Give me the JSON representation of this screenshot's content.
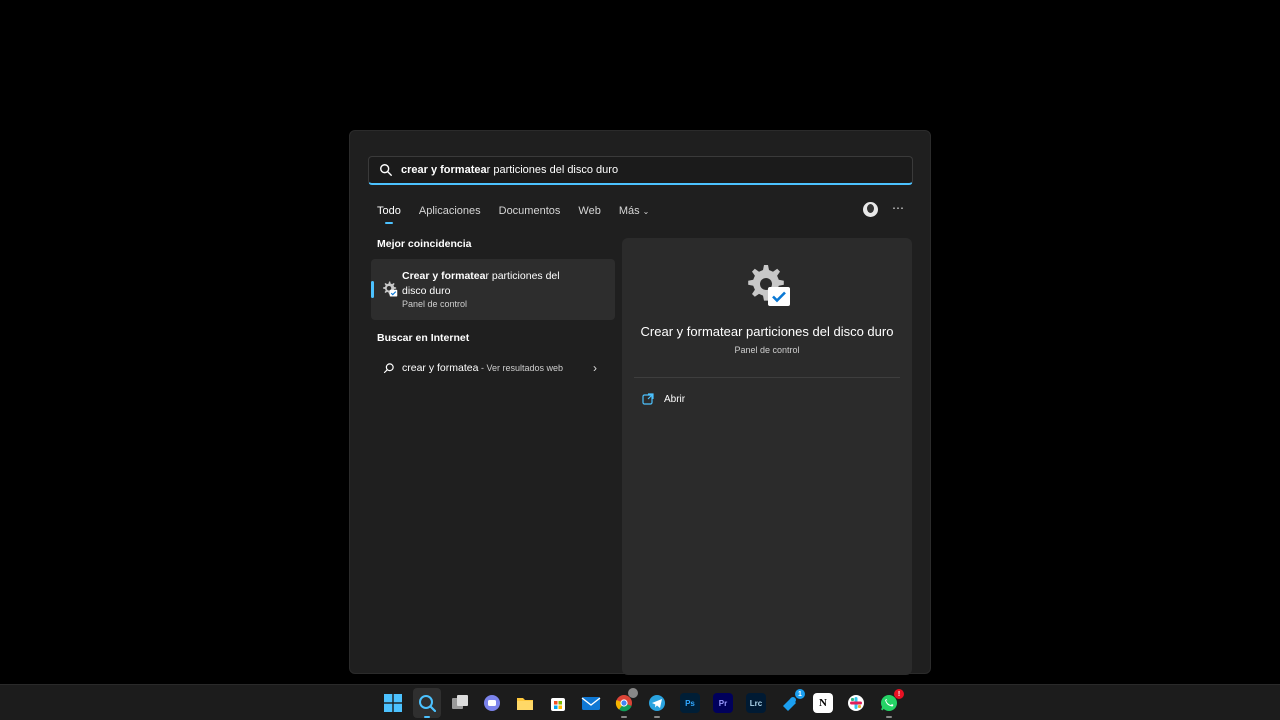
{
  "search": {
    "query_bold": "crear y formatea",
    "query_rest": "r particiones del disco duro",
    "placeholder": "",
    "accent": "#4cc2ff"
  },
  "tabs": [
    {
      "label": "Todo",
      "active": true
    },
    {
      "label": "Aplicaciones",
      "active": false
    },
    {
      "label": "Documentos",
      "active": false
    },
    {
      "label": "Web",
      "active": false
    },
    {
      "label": "Más",
      "active": false
    }
  ],
  "header_icons": {
    "avatar": "user-avatar",
    "more": "⋯"
  },
  "best_match": {
    "heading": "Mejor coincidencia",
    "title_bold": "Crear y formatea",
    "title_rest": "r particiones del disco duro",
    "subtitle": "Panel de control",
    "icon": "gear-check-icon"
  },
  "internet": {
    "heading": "Buscar en Internet",
    "query": "crear y formatea",
    "suffix": " - Ver resultados web",
    "icon": "search-icon"
  },
  "detail": {
    "title": "Crear y formatear particiones del disco duro",
    "subtitle": "Panel de control",
    "action_open": "Abrir"
  },
  "taskbar": {
    "icons": [
      {
        "name": "windows-start-icon",
        "color": "#4cc2ff"
      },
      {
        "name": "search-icon",
        "color": "#4cc2ff"
      },
      {
        "name": "task-view-icon",
        "color": "#cccccc"
      },
      {
        "name": "teams-chat-icon",
        "color": "#7b83eb"
      },
      {
        "name": "file-explorer-icon",
        "color": "#ffc83d"
      },
      {
        "name": "microsoft-store-icon",
        "color": "#ffffff"
      },
      {
        "name": "mail-icon",
        "color": "#0f78d4"
      },
      {
        "name": "chrome-icon",
        "color": "#4caf50"
      },
      {
        "name": "telegram-icon",
        "color": "#2aa3df"
      },
      {
        "name": "photoshop-icon",
        "color": "#31a8ff"
      },
      {
        "name": "premiere-icon",
        "color": "#9999ff"
      },
      {
        "name": "lightroom-classic-icon",
        "color": "#add5ec"
      },
      {
        "name": "steam-icon",
        "color": "#1b9ff0"
      },
      {
        "name": "notion-icon",
        "color": "#ffffff"
      },
      {
        "name": "slack-icon",
        "color": "#e01e5a"
      },
      {
        "name": "whatsapp-icon",
        "color": "#25d366"
      }
    ],
    "labels": {
      "ps": "Ps",
      "pr": "Pr",
      "lrc": "Lrc",
      "notion": "N"
    },
    "badges": {
      "steam": "1",
      "whatsapp": "!"
    }
  }
}
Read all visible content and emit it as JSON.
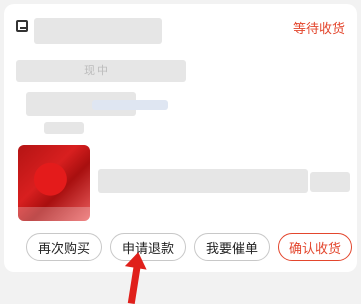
{
  "order": {
    "status": "等待收货",
    "shop_name_obscured": "",
    "info_line_obscured": "现中",
    "product_title_obscured": ""
  },
  "actions": {
    "buy_again": "再次购买",
    "request_refund": "申请退款",
    "urge_order": "我要催单",
    "confirm_receipt": "确认收货"
  },
  "colors": {
    "accent": "#e3462d",
    "annotation_arrow": "#e0201b"
  }
}
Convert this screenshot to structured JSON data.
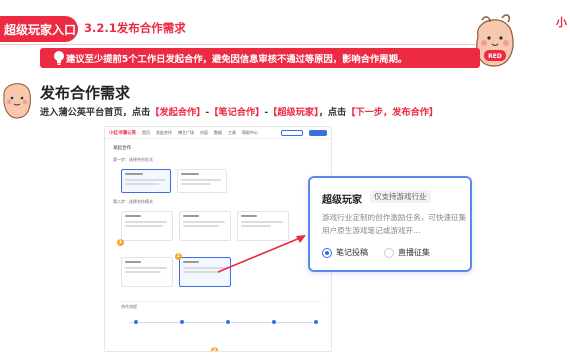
{
  "header": {
    "tag_label": "超级玩家入口",
    "title": "3.2.1发布合作需求",
    "brand_mark": "小"
  },
  "banner": {
    "tip": "建议至少提前5个工作日发起合作，避免因信息审核不通过等原因，影响合作周期。"
  },
  "mascot": {
    "badge": "RED"
  },
  "section": {
    "title": "发布合作需求",
    "desc_prefix": "进入蒲公英平台首页，点击",
    "step1": "【发起合作】",
    "sep1": "-",
    "step2": "【笔记合作】",
    "sep2": "-",
    "step3": "【超级玩家】",
    "mid": "，点击",
    "step4": "【下一步，发布合作】"
  },
  "screenshot": {
    "logo": "小红书蒲公英",
    "nav": [
      "首页",
      "发起合作",
      "博主广场",
      "内容",
      "数据",
      "工具",
      "帮助中心"
    ],
    "breadcrumb": "发起合作",
    "step1_label": "第一步：选择合作形式",
    "step2_label": "第二步：选择合作模式",
    "flow_label": "合作流程",
    "markers": [
      "1",
      "2",
      "3"
    ]
  },
  "popup": {
    "title": "超级玩家",
    "tag": "仅支持游戏行业",
    "desc": "游戏行业定制的创作激励任务，可快速征集用户原生游戏笔记或游戏开...",
    "options": [
      {
        "label": "笔记投稿",
        "selected": true
      },
      {
        "label": "直播征集",
        "selected": false
      }
    ]
  },
  "colors": {
    "accent": "#ec2b42",
    "blue": "#3b6fe0",
    "marker": "#f5a623"
  }
}
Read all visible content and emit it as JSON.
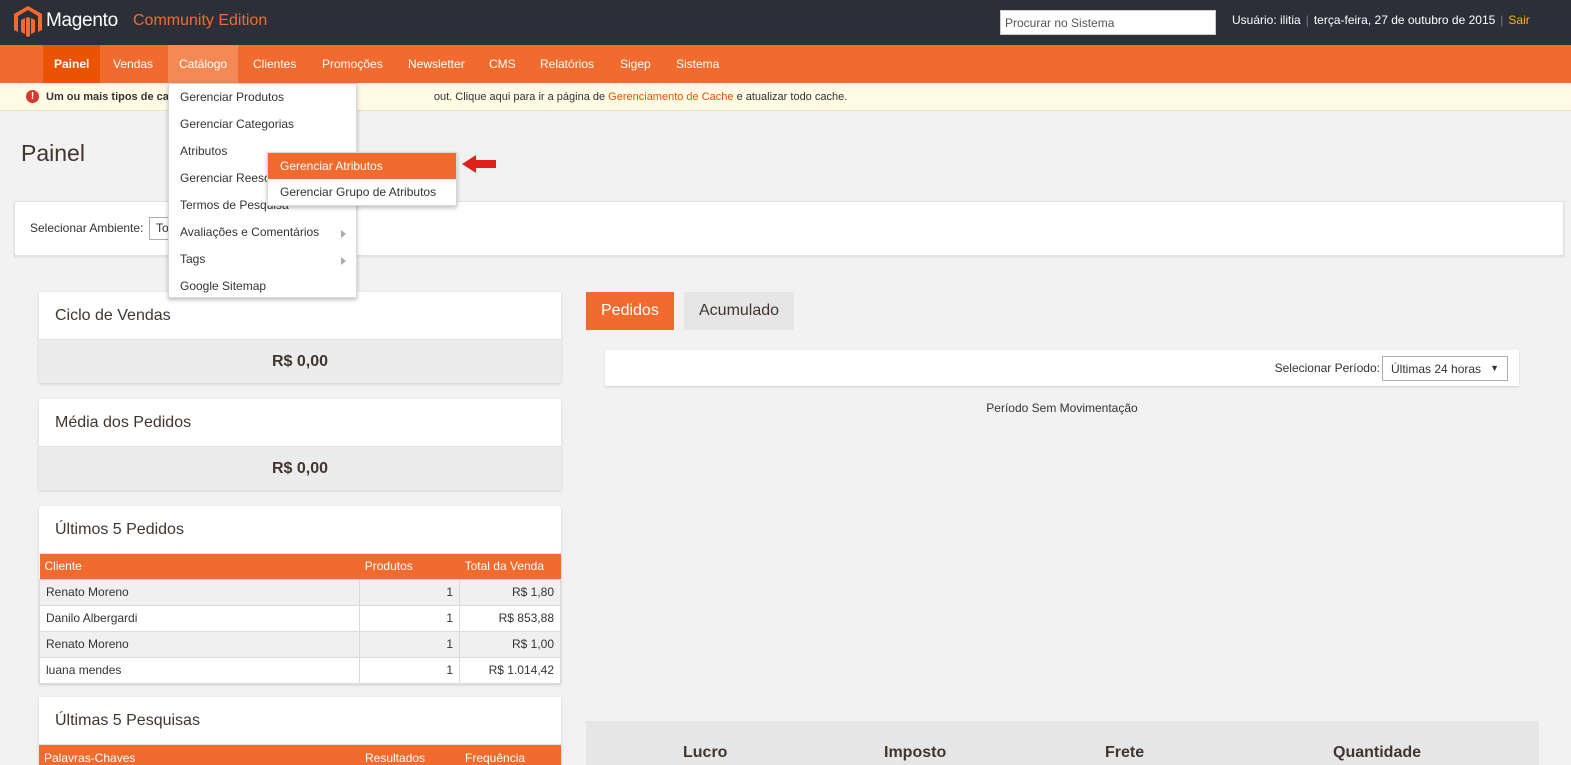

+-------+

Short exercise
State the count of lines in the data holding the word "JSON", adding nothing to it.

Solution below
4